WORK REQUIRED
Using the listing beneath this task, count the lines with the word "CHINA" and write only the result.

PROVIDED MATERIAL
• • • •

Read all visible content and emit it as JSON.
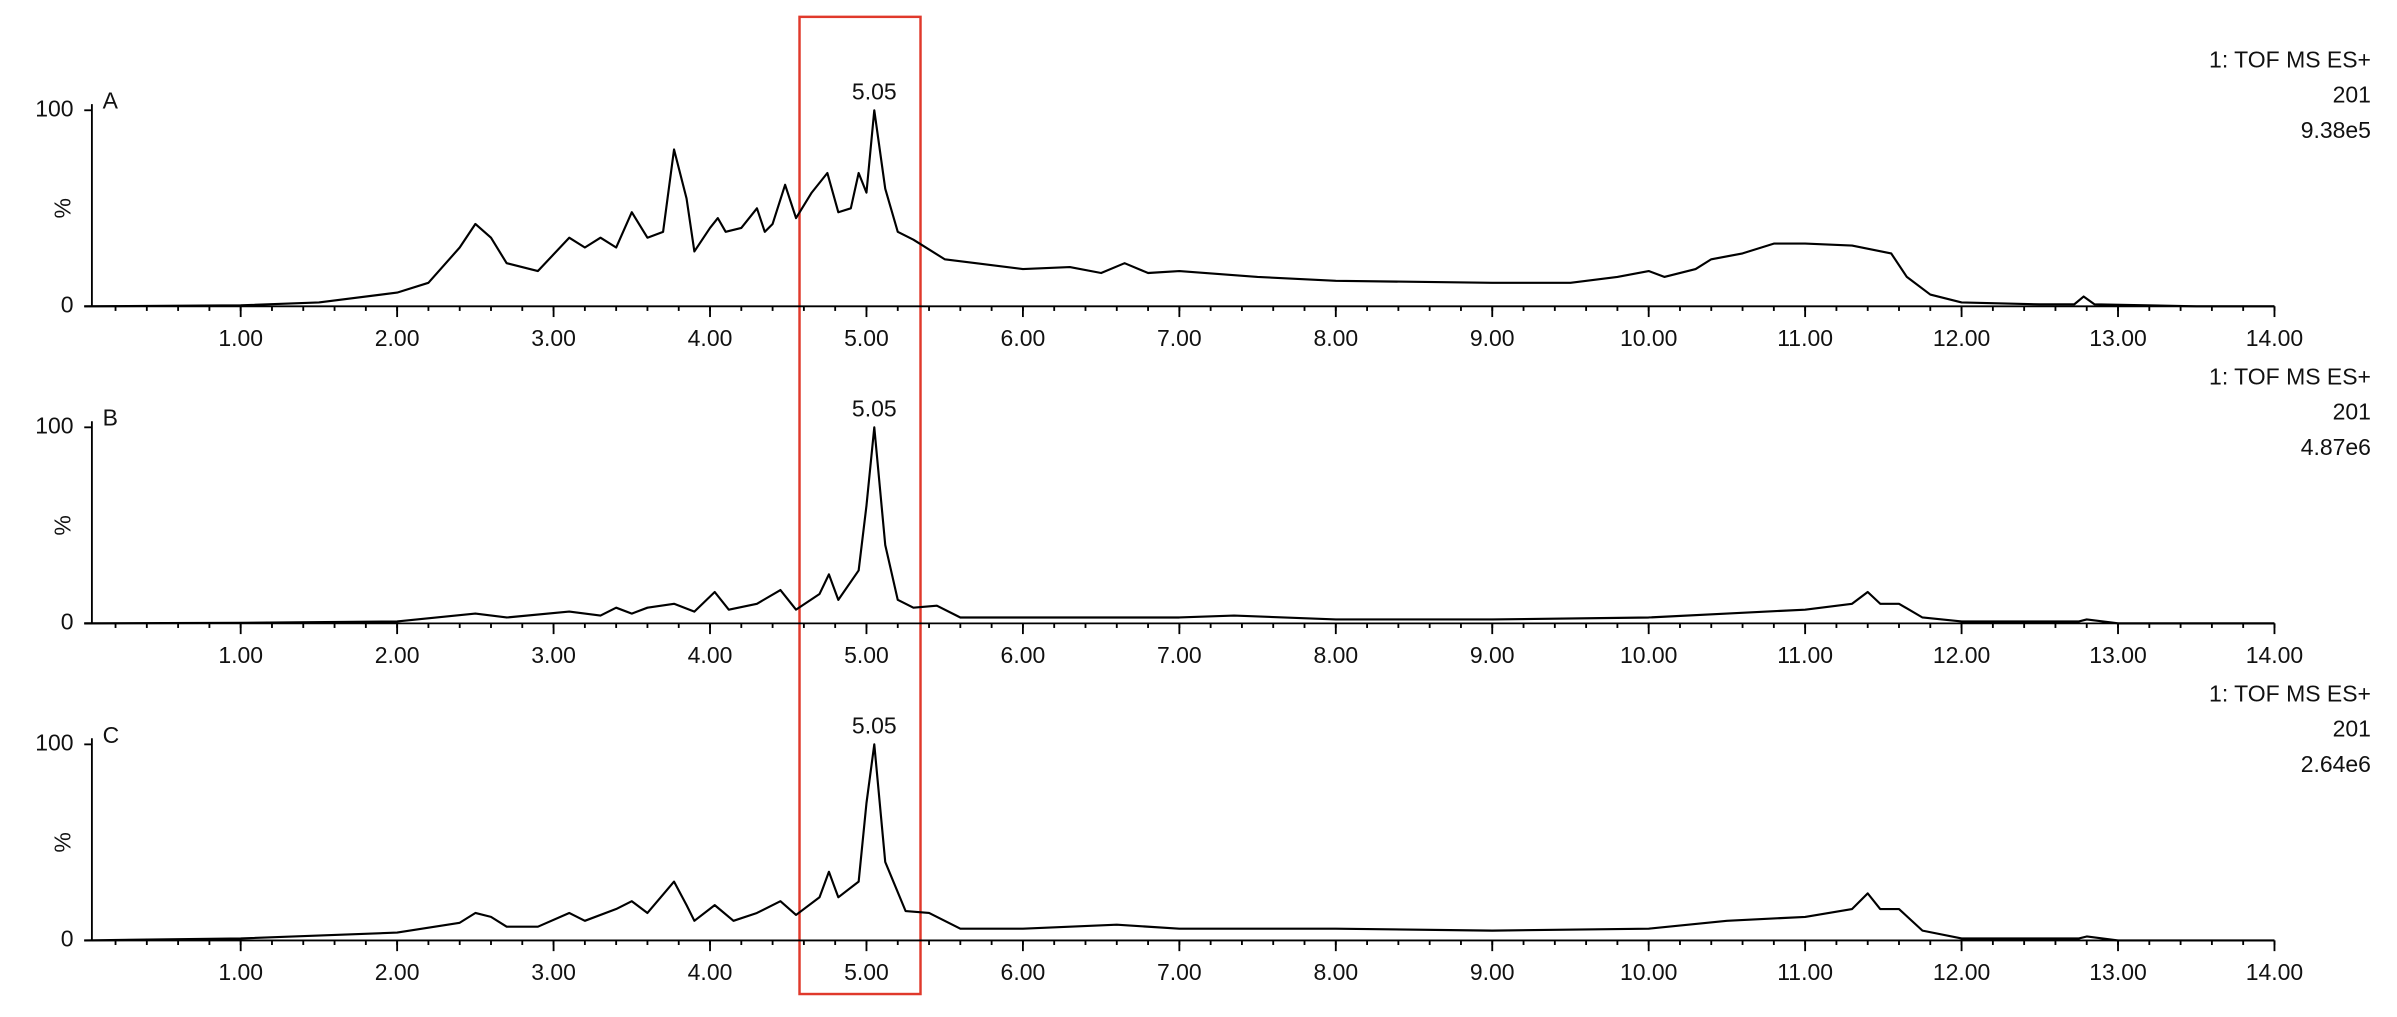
{
  "chart_data": [
    {
      "type": "line",
      "label": "A",
      "peak_label": "5.05",
      "y_label": "%",
      "info": [
        "1: TOF MS ES+",
        "201",
        "9.38e5"
      ],
      "xlim": [
        0,
        14
      ],
      "ylim": [
        0,
        100
      ],
      "yticks": [
        0,
        100
      ],
      "xticks": [
        {
          "value": 1,
          "label": "1.00"
        },
        {
          "value": 2,
          "label": "2.00"
        },
        {
          "value": 3,
          "label": "3.00"
        },
        {
          "value": 4,
          "label": "4.00"
        },
        {
          "value": 5,
          "label": "5.00"
        },
        {
          "value": 6,
          "label": "6.00"
        },
        {
          "value": 7,
          "label": "7.00"
        },
        {
          "value": 8,
          "label": "8.00"
        },
        {
          "value": 9,
          "label": "9.00"
        },
        {
          "value": 10,
          "label": "10.00"
        },
        {
          "value": 11,
          "label": "11.00"
        },
        {
          "value": 12,
          "label": "12.00"
        },
        {
          "value": 13,
          "label": "13.00"
        },
        {
          "value": 14,
          "label": "14.00"
        }
      ],
      "series": [
        {
          "color": "#000000",
          "x": [
            0,
            1.0,
            1.5,
            2.0,
            2.2,
            2.4,
            2.5,
            2.6,
            2.7,
            2.9,
            3.1,
            3.2,
            3.3,
            3.4,
            3.5,
            3.6,
            3.7,
            3.77,
            3.85,
            3.9,
            4.0,
            4.05,
            4.1,
            4.2,
            4.3,
            4.35,
            4.4,
            4.48,
            4.55,
            4.65,
            4.75,
            4.82,
            4.9,
            4.95,
            5.0,
            5.05,
            5.12,
            5.2,
            5.3,
            5.5,
            5.7,
            6.0,
            6.3,
            6.5,
            6.65,
            6.8,
            7.0,
            7.5,
            8.0,
            9.0,
            9.5,
            9.8,
            10.0,
            10.1,
            10.3,
            10.4,
            10.6,
            10.8,
            11.0,
            11.3,
            11.55,
            11.65,
            11.8,
            12.0,
            12.5,
            12.72,
            12.78,
            12.85,
            13.5,
            14
          ],
          "values": [
            0,
            0.5,
            2,
            7,
            12,
            30,
            42,
            35,
            22,
            18,
            35,
            30,
            35,
            30,
            48,
            35,
            38,
            80,
            55,
            28,
            40,
            45,
            38,
            40,
            50,
            38,
            42,
            62,
            45,
            58,
            68,
            48,
            50,
            68,
            58,
            100,
            60,
            38,
            34,
            24,
            22,
            19,
            20,
            17,
            22,
            17,
            18,
            15,
            13,
            12,
            12,
            15,
            18,
            15,
            19,
            24,
            27,
            32,
            32,
            31,
            27,
            15,
            6,
            2,
            1,
            1,
            5,
            1,
            0,
            0
          ]
        }
      ]
    },
    {
      "type": "line",
      "label": "B",
      "peak_label": "5.05",
      "y_label": "%",
      "info": [
        "1: TOF MS ES+",
        "201",
        "4.87e6"
      ],
      "xlim": [
        0,
        14
      ],
      "ylim": [
        0,
        100
      ],
      "yticks": [
        0,
        100
      ],
      "xticks": [
        {
          "value": 1,
          "label": "1.00"
        },
        {
          "value": 2,
          "label": "2.00"
        },
        {
          "value": 3,
          "label": "3.00"
        },
        {
          "value": 4,
          "label": "4.00"
        },
        {
          "value": 5,
          "label": "5.00"
        },
        {
          "value": 6,
          "label": "6.00"
        },
        {
          "value": 7,
          "label": "7.00"
        },
        {
          "value": 8,
          "label": "8.00"
        },
        {
          "value": 9,
          "label": "9.00"
        },
        {
          "value": 10,
          "label": "10.00"
        },
        {
          "value": 11,
          "label": "11.00"
        },
        {
          "value": 12,
          "label": "12.00"
        },
        {
          "value": 13,
          "label": "13.00"
        },
        {
          "value": 14,
          "label": "14.00"
        }
      ],
      "series": [
        {
          "color": "#000000",
          "x": [
            0,
            1,
            2,
            2.5,
            2.7,
            3.1,
            3.3,
            3.4,
            3.5,
            3.6,
            3.77,
            3.9,
            4.03,
            4.12,
            4.3,
            4.45,
            4.55,
            4.7,
            4.76,
            4.82,
            4.95,
            5.0,
            5.05,
            5.12,
            5.2,
            5.3,
            5.45,
            5.6,
            6,
            7,
            7.35,
            8,
            9,
            10,
            10.5,
            11,
            11.3,
            11.4,
            11.48,
            11.6,
            11.75,
            12,
            12.75,
            12.8,
            13,
            14
          ],
          "values": [
            0,
            0.3,
            1,
            5,
            3,
            6,
            4,
            8,
            5,
            8,
            10,
            6,
            16,
            7,
            10,
            17,
            7,
            15,
            25,
            12,
            27,
            60,
            100,
            40,
            12,
            8,
            9,
            3,
            3,
            3,
            4,
            2,
            2,
            3,
            5,
            7,
            10,
            16,
            10,
            10,
            3,
            1,
            1,
            2,
            0,
            0
          ]
        }
      ]
    },
    {
      "type": "line",
      "label": "C",
      "peak_label": "5.05",
      "y_label": "%",
      "info": [
        "1: TOF MS ES+",
        "201",
        "2.64e6"
      ],
      "xlim": [
        0,
        14
      ],
      "ylim": [
        0,
        100
      ],
      "yticks": [
        0,
        100
      ],
      "xticks": [
        {
          "value": 1,
          "label": "1.00"
        },
        {
          "value": 2,
          "label": "2.00"
        },
        {
          "value": 3,
          "label": "3.00"
        },
        {
          "value": 4,
          "label": "4.00"
        },
        {
          "value": 5,
          "label": "5.00"
        },
        {
          "value": 6,
          "label": "6.00"
        },
        {
          "value": 7,
          "label": "7.00"
        },
        {
          "value": 8,
          "label": "8.00"
        },
        {
          "value": 9,
          "label": "9.00"
        },
        {
          "value": 10,
          "label": "10.00"
        },
        {
          "value": 11,
          "label": "11.00"
        },
        {
          "value": 12,
          "label": "12.00"
        },
        {
          "value": 13,
          "label": "13.00"
        },
        {
          "value": 14,
          "label": "14.00"
        }
      ],
      "series": [
        {
          "color": "#000000",
          "x": [
            0,
            1,
            2,
            2.4,
            2.5,
            2.6,
            2.7,
            2.9,
            3.1,
            3.2,
            3.4,
            3.5,
            3.6,
            3.77,
            3.85,
            3.9,
            4.03,
            4.15,
            4.3,
            4.45,
            4.55,
            4.7,
            4.76,
            4.82,
            4.95,
            5.0,
            5.05,
            5.12,
            5.25,
            5.4,
            5.6,
            6,
            6.6,
            7,
            8,
            9,
            10,
            10.5,
            11,
            11.3,
            11.4,
            11.48,
            11.6,
            11.75,
            12,
            12.75,
            12.8,
            13,
            14
          ],
          "values": [
            0,
            1,
            4,
            9,
            14,
            12,
            7,
            7,
            14,
            10,
            16,
            20,
            14,
            30,
            18,
            10,
            18,
            10,
            14,
            20,
            13,
            22,
            35,
            22,
            30,
            70,
            100,
            40,
            15,
            14,
            6,
            6,
            8,
            6,
            6,
            5,
            6,
            10,
            12,
            16,
            24,
            16,
            16,
            5,
            1,
            1,
            2,
            0,
            0
          ]
        }
      ]
    }
  ]
}
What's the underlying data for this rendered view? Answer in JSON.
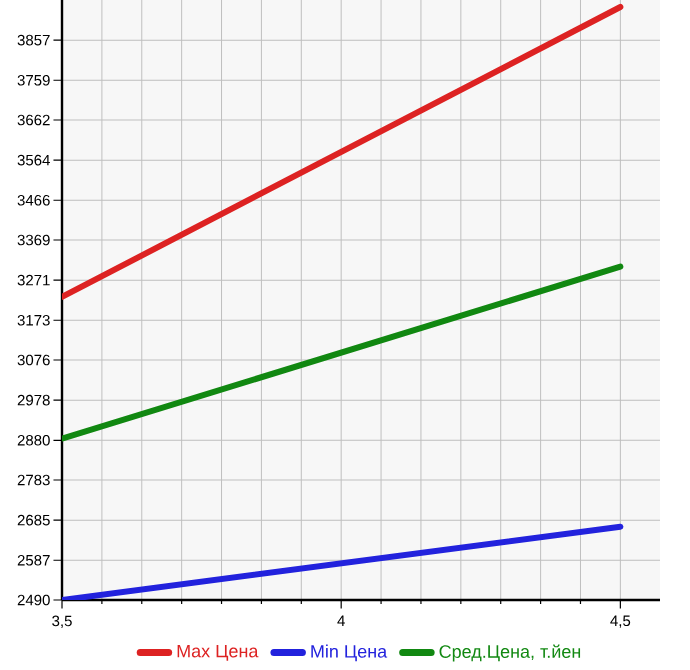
{
  "chart_data": {
    "type": "line",
    "x": [
      3.5,
      4.5
    ],
    "series": [
      {
        "name": "Max Цена",
        "color": "#dd2222",
        "values": [
          3230,
          3938
        ]
      },
      {
        "name": "Min Цена",
        "color": "#2222dd",
        "values": [
          2490,
          2669
        ]
      },
      {
        "name": "Сред.Цена, т.йен",
        "color": "#118811",
        "values": [
          2884,
          3304
        ]
      }
    ],
    "xlim": [
      3.5,
      4.571
    ],
    "ylim": [
      2490,
      3955
    ],
    "xticks": [
      {
        "value": 3.5,
        "label": "3,5"
      },
      4,
      {
        "value": 4.5,
        "label": "4,5"
      }
    ],
    "yticks": [
      2490,
      2587,
      2685,
      2783,
      2880,
      2978,
      3076,
      3173,
      3271,
      3369,
      3466,
      3564,
      3662,
      3759,
      3857
    ],
    "grid": true,
    "legend": "bottom",
    "marker": "none",
    "line_style": "solid"
  }
}
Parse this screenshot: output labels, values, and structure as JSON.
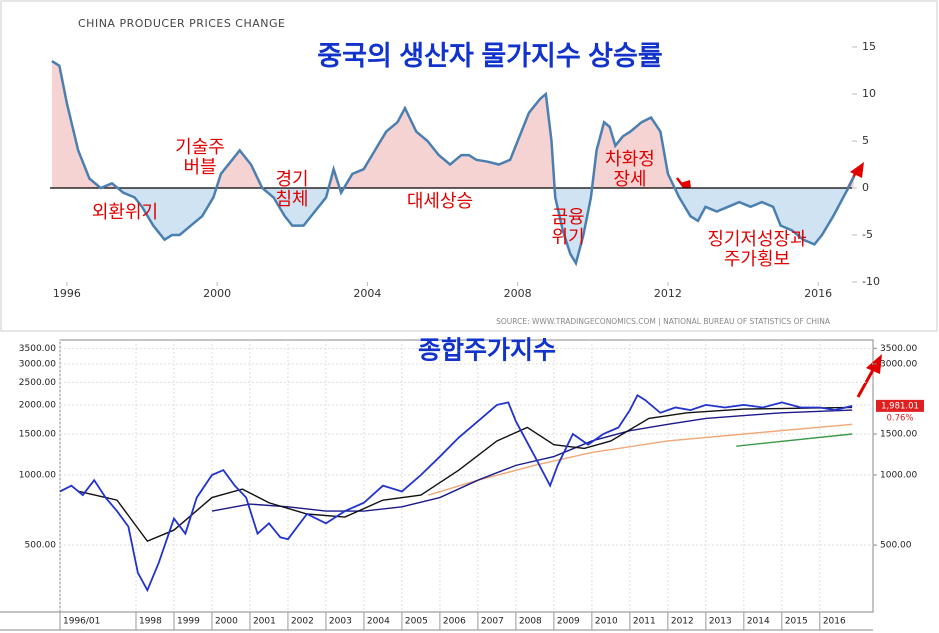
{
  "chart_data": [
    {
      "type": "line",
      "title": "CHINA PRODUCER PRICES CHANGE",
      "subtitle": "중국의 생산자 물가지수 상승률",
      "source": "SOURCE: WWW.TRADINGECONOMICS.COM | NATIONAL BUREAU OF STATISTICS OF CHINA",
      "x": [
        1995.6,
        1995.8,
        1996.0,
        1996.3,
        1996.6,
        1996.9,
        1997.2,
        1997.5,
        1997.8,
        1998.0,
        1998.3,
        1998.6,
        1998.8,
        1999.0,
        1999.3,
        1999.6,
        1999.9,
        2000.1,
        2000.4,
        2000.6,
        2000.9,
        2001.2,
        2001.5,
        2001.8,
        2002.0,
        2002.3,
        2002.6,
        2002.9,
        2003.1,
        2003.3,
        2003.6,
        2003.9,
        2004.2,
        2004.5,
        2004.8,
        2005.0,
        2005.3,
        2005.6,
        2005.9,
        2006.2,
        2006.5,
        2006.7,
        2006.9,
        2007.2,
        2007.5,
        2007.8,
        2008.0,
        2008.3,
        2008.6,
        2008.75,
        2008.9,
        2009.0,
        2009.2,
        2009.4,
        2009.55,
        2009.75,
        2009.95,
        2010.1,
        2010.3,
        2010.45,
        2010.6,
        2010.8,
        2011.0,
        2011.3,
        2011.55,
        2011.8,
        2012.0,
        2012.3,
        2012.6,
        2012.8,
        2013.0,
        2013.3,
        2013.6,
        2013.9,
        2014.2,
        2014.5,
        2014.8,
        2015.0,
        2015.3,
        2015.6,
        2015.9,
        2016.1,
        2016.4,
        2016.6,
        2016.8,
        2016.95
      ],
      "series": [
        {
          "color": "#4a7fb0",
          "positive_color": "#f6d3d3",
          "negative_color": "#cfe3f3",
          "values": [
            13.5,
            13,
            9,
            4,
            1,
            0,
            0.5,
            -0.5,
            -1,
            -2,
            -4,
            -5.5,
            -5,
            -5,
            -4,
            -3,
            -1,
            1.5,
            3,
            4,
            2.5,
            0,
            -1,
            -3,
            -4,
            -4,
            -2.5,
            -1,
            2,
            -0.5,
            1.5,
            2,
            4,
            6,
            7,
            8.5,
            6,
            5,
            3.5,
            2.5,
            3.5,
            3.5,
            3,
            2.8,
            2.5,
            3,
            5,
            8,
            9.5,
            10,
            5,
            -1,
            -4.5,
            -7,
            -8,
            -5,
            -1,
            4,
            7,
            6.5,
            4.5,
            5.5,
            6,
            7,
            7.5,
            6,
            1.5,
            -1,
            -3,
            -3.5,
            -2,
            -2.5,
            -2,
            -1.5,
            -2,
            -1.5,
            -2,
            -4,
            -4.5,
            -5.5,
            -6,
            -5,
            -3,
            -1.5,
            0,
            1.2
          ]
        }
      ],
      "xlim": [
        1995.55,
        2016.9
      ],
      "xticks": [
        1996,
        2000,
        2004,
        2008,
        2012,
        2016
      ],
      "ylim": [
        -10,
        15
      ],
      "yticks": [
        -10,
        -5,
        0,
        5,
        10,
        15
      ],
      "annotations": [
        {
          "lines": [
            "기술주",
            "버블"
          ]
        },
        {
          "lines": [
            "경기",
            "침체"
          ]
        },
        {
          "lines": [
            "외환위기"
          ]
        },
        {
          "lines": [
            "대세상승"
          ]
        },
        {
          "lines": [
            "금융",
            "위기"
          ]
        },
        {
          "lines": [
            "차화정",
            "장세"
          ]
        },
        {
          "lines": [
            "징기저성장과",
            "주가횡보"
          ]
        }
      ]
    },
    {
      "type": "line",
      "title": "종합주가지수",
      "log_scale": true,
      "grid": true,
      "series": [
        {
          "color": "#2233cc",
          "x": [
            1996.0,
            1996.3,
            1996.6,
            1996.9,
            1997.2,
            1997.5,
            1997.8,
            1998.05,
            1998.3,
            1998.6,
            1999.0,
            1999.3,
            1999.6,
            2000.0,
            2000.3,
            2000.6,
            2000.9,
            2001.2,
            2001.5,
            2001.8,
            2002.0,
            2002.5,
            2003.0,
            2003.5,
            2004.0,
            2004.5,
            2005.0,
            2005.5,
            2006.0,
            2006.5,
            2007.0,
            2007.5,
            2007.8,
            2008.0,
            2008.5,
            2008.9,
            2009.1,
            2009.5,
            2009.9,
            2010.3,
            2010.7,
            2011.0,
            2011.2,
            2011.4,
            2011.8,
            2012.2,
            2012.6,
            2013.0,
            2013.5,
            2014.0,
            2014.5,
            2015.0,
            2015.5,
            2016.0,
            2016.4,
            2016.85
          ],
          "values": [
            850,
            900,
            820,
            950,
            800,
            700,
            600,
            380,
            320,
            420,
            650,
            560,
            800,
            1000,
            1050,
            900,
            800,
            560,
            620,
            540,
            530,
            680,
            620,
            700,
            760,
            900,
            850,
            1000,
            1200,
            1450,
            1700,
            2000,
            2050,
            1700,
            1200,
            900,
            1100,
            1500,
            1350,
            1500,
            1600,
            1900,
            2200,
            2100,
            1850,
            1950,
            1900,
            2000,
            1950,
            2000,
            1950,
            2050,
            1950,
            1950,
            1900,
            1981.01
          ]
        },
        {
          "color": "#111111",
          "x": [
            1996.5,
            1997.5,
            1998.3,
            1999.0,
            2000.0,
            2000.8,
            2001.5,
            2002.5,
            2003.5,
            2004.5,
            2005.5,
            2006.5,
            2007.5,
            2008.3,
            2009.0,
            2009.8,
            2010.5,
            2011.5,
            2012.5,
            2014.0,
            2016.85
          ],
          "values": [
            850,
            780,
            520,
            580,
            800,
            870,
            760,
            680,
            660,
            780,
            820,
            1050,
            1400,
            1600,
            1350,
            1300,
            1400,
            1750,
            1850,
            1920,
            1950
          ]
        },
        {
          "color": "#1a1a8a",
          "x": [
            2000.0,
            2001.0,
            2002.0,
            2003.0,
            2004.0,
            2005.0,
            2006.0,
            2007.0,
            2008.0,
            2009.0,
            2010.0,
            2011.0,
            2012.0,
            2013.0,
            2014.0,
            2015.0,
            2016.85
          ],
          "values": [
            700,
            750,
            730,
            700,
            700,
            730,
            800,
            950,
            1100,
            1200,
            1400,
            1550,
            1650,
            1750,
            1800,
            1850,
            1900
          ]
        },
        {
          "color": "#f0a878",
          "x": [
            2005.7,
            2007.0,
            2008.5,
            2010.0,
            2012.0,
            2014.0,
            2016.85
          ],
          "values": [
            820,
            950,
            1100,
            1250,
            1400,
            1500,
            1650
          ]
        },
        {
          "color": "#3a9a4a",
          "x": [
            2013.8,
            2016.85
          ],
          "values": [
            1330,
            1500
          ]
        }
      ],
      "last_label": "1,981.01",
      "last_change": "0.76%",
      "xlim": [
        1996,
        2017.4
      ],
      "xticks": [
        {
          "value": 1996,
          "label": "1996/01"
        },
        1998,
        1999,
        2000,
        2001,
        2002,
        2003,
        2004,
        2005,
        2006,
        2007,
        2008,
        2009,
        2010,
        2011,
        2012,
        2013,
        2014,
        2015,
        2016
      ],
      "ylim": [
        258,
        3800
      ],
      "yticks": [
        {
          "value": 500,
          "label": "500.00"
        },
        {
          "value": 1000,
          "label": "1000.00"
        },
        {
          "value": 1500,
          "label": "1500.00"
        },
        {
          "value": 2000,
          "label": "2000.00"
        },
        {
          "value": 2500,
          "label": "2500.00"
        },
        {
          "value": 3000,
          "label": "3000.00"
        },
        {
          "value": 3500,
          "label": "3500.00"
        }
      ],
      "y2lim": [
        258,
        3800
      ],
      "y2ticks": [
        {
          "value": 500,
          "label": "500.00"
        },
        {
          "value": 1000,
          "label": "1000.00"
        },
        {
          "value": 1500,
          "label": "1500.00"
        },
        {
          "value": 3000,
          "label": "3000.00"
        },
        {
          "value": 3500,
          "label": "3500.00"
        }
      ]
    }
  ]
}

• • • •

REPLY
2